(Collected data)

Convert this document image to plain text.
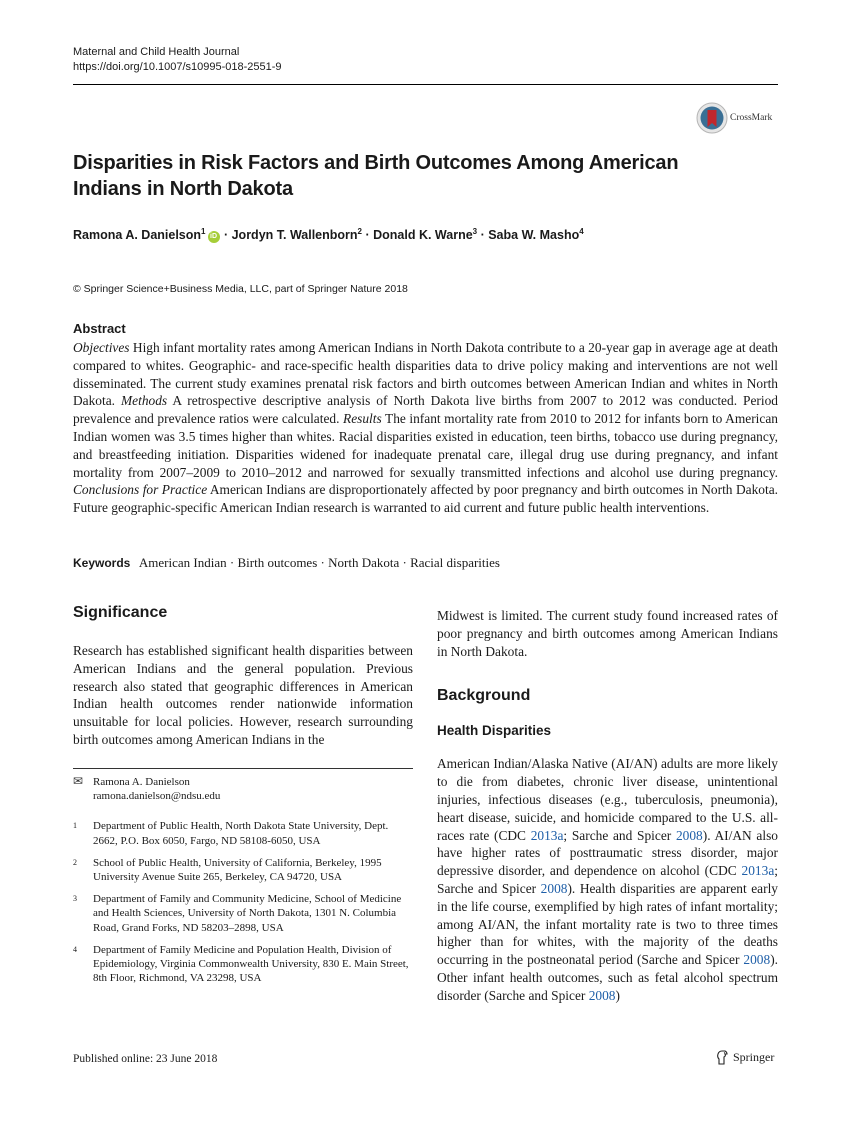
Maternal and Child Health Journal
https://doi.org/10.1007/s10995-018-2551-9
CrossMark
Disparities in Risk Factors and Birth Outcomes Among American Indians in North Dakota
Ramona A. Danielson$^1$iD · Jordyn T. Wallenborn$^2$ · Donald K. Warne$^3$ · Saba W. Masho$^4$
© Springer Science+Business Media, LLC, part of Springer Nature 2018
Abstract
Objectives High infant mortality rates among American Indians in North Dakota contribute to a 20-year gap in average age at death compared to whites. Geographic- and race-specific health disparities data to drive policy making and interventions are not well disseminated. The current study examines prenatal risk factors and birth outcomes between American Indian and whites in North Dakota. Methods A retrospective descriptive analysis of North Dakota live births from 2007 to 2012 was conducted. Period prevalence and prevalence ratios were calculated. Results The infant mortality rate from 2010 to 2012 for infants born to American Indian women was 3.5 times higher than whites. Racial disparities existed in education, teen births, tobacco use during pregnancy, and breastfeeding initiation. Disparities widened for inadequate prenatal care, illegal drug use during pregnancy, and infant mortality from 2007–2009 to 2010–2012 and narrowed for sexually transmitted infections and alcohol use during pregnancy. Conclusions for Practice American Indians are disproportionately affected by poor pregnancy and birth outcomes in North Dakota. Future geographic-specific American Indian research is warranted to aid current and future public health interventions.
Keywords American Indian · Birth outcomes · North Dakota · Racial disparities
Significance
Research has established significant health disparities between American Indians and the general population. Previous research also stated that geographic differences in American Indian health outcomes render nationwide information unsuitable for local policies. However, research surrounding birth outcomes among American Indians in the
✉ Ramona A. Danielson
ramona.danielson@ndsu.edu
1 Department of Public Health, North Dakota State University, Dept. 2662, P.O. Box 6050, Fargo, ND 58108-6050, USA
2 School of Public Health, University of California, Berkeley, 1995 University Avenue Suite 265, Berkeley, CA 94720, USA
3 Department of Family and Community Medicine, School of Medicine and Health Sciences, University of North Dakota, 1301 N. Columbia Road, Grand Forks, ND 58203–2898, USA
4 Department of Family Medicine and Population Health, Division of Epidemiology, Virginia Commonwealth University, 830 E. Main Street, 8th Floor, Richmond, VA 23298, USA
Midwest is limited. The current study found increased rates of poor pregnancy and birth outcomes among American Indians in North Dakota.
Background
Health Disparities
American Indian/Alaska Native (AI/AN) adults are more likely to die from diabetes, chronic liver disease, unintentional injuries, infectious diseases (e.g., tuberculosis, pneumonia), heart disease, suicide, and homicide compared to the U.S. all-races rate (CDC 2013a; Sarche and Spicer 2008). AI/AN also have higher rates of posttraumatic stress disorder, major depressive disorder, and dependence on alcohol (CDC 2013a; Sarche and Spicer 2008). Health disparities are apparent early in the life course, exemplified by high rates of infant mortality; among AI/AN, the infant mortality rate is two to three times higher than for whites, with the majority of the deaths occurring in the postneonatal period (Sarche and Spicer 2008). Other infant health outcomes, such as fetal alcohol spectrum disorder (Sarche and Spicer 2008)
Published online: 23 June 2018	Springer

> **Task objective**: Transcribe all of the entries word for word, but skip any pictures they contain.

> **Response**:
Convert this document image to plain text.
Maternal and Child Health Journal
https://doi.org/10.1007/s10995-018-2551-9
CrossMark
Disparities in Risk Factors and Birth Outcomes Among American Indians in North Dakota
Ramona A. Danielson$^1$iD · Jordyn T. Wallenborn$^2$ · Donald K. Warne$^3$ · Saba W. Masho$^4$
© Springer Science+Business Media, LLC, part of Springer Nature 2018
Abstract
Objectives High infant mortality rates among American Indians in North Dakota contribute to a 20-year gap in average age at death compared to whites. Geographic- and race-specific health disparities data to drive policy making and interventions are not well disseminated. The current study examines prenatal risk factors and birth outcomes between American Indian and whites in North Dakota. Methods A retrospective descriptive analysis of North Dakota live births from 2007 to 2012 was conducted. Period prevalence and prevalence ratios were calculated. Results The infant mortality rate from 2010 to 2012 for infants born to American Indian women was 3.5 times higher than whites. Racial disparities existed in education, teen births, tobacco use during pregnancy, and breastfeeding initiation. Disparities widened for inadequate prenatal care, illegal drug use during pregnancy, and infant mortality from 2007–2009 to 2010–2012 and narrowed for sexually transmitted infections and alcohol use during pregnancy. Conclusions for Practice American Indians are disproportionately affected by poor pregnancy and birth outcomes in North Dakota. Future geographic-specific American Indian research is warranted to aid current and future public health interventions.
Keywords American Indian · Birth outcomes · North Dakota · Racial disparities
Significance
Research has established significant health disparities between American Indians and the general population. Previous research also stated that geographic differences in American Indian health outcomes render nationwide information unsuitable for local policies. However, research surrounding birth outcomes among American Indians in the
✉ Ramona A. Danielson
ramona.danielson@ndsu.edu
1 Department of Public Health, North Dakota State University, Dept. 2662, P.O. Box 6050, Fargo, ND 58108-6050, USA
2 School of Public Health, University of California, Berkeley, 1995 University Avenue Suite 265, Berkeley, CA 94720, USA
3 Department of Family and Community Medicine, School of Medicine and Health Sciences, University of North Dakota, 1301 N. Columbia Road, Grand Forks, ND 58203–2898, USA
4 Department of Family Medicine and Population Health, Division of Epidemiology, Virginia Commonwealth University, 830 E. Main Street, 8th Floor, Richmond, VA 23298, USA
Midwest is limited. The current study found increased rates of poor pregnancy and birth outcomes among American Indians in North Dakota.
Background
Health Disparities
American Indian/Alaska Native (AI/AN) adults are more likely to die from diabetes, chronic liver disease, unintentional injuries, infectious diseases (e.g., tuberculosis, pneumonia), heart disease, suicide, and homicide compared to the U.S. all-races rate (CDC 2013a; Sarche and Spicer 2008). AI/AN also have higher rates of posttraumatic stress disorder, major depressive disorder, and dependence on alcohol (CDC 2013a; Sarche and Spicer 2008). Health disparities are apparent early in the life course, exemplified by high rates of infant mortality; among AI/AN, the infant mortality rate is two to three times higher than for whites, with the majority of the deaths occurring in the postneonatal period (Sarche and Spicer 2008). Other infant health outcomes, such as fetal alcohol spectrum disorder (Sarche and Spicer 2008)
Published online: 23 June 2018	Springer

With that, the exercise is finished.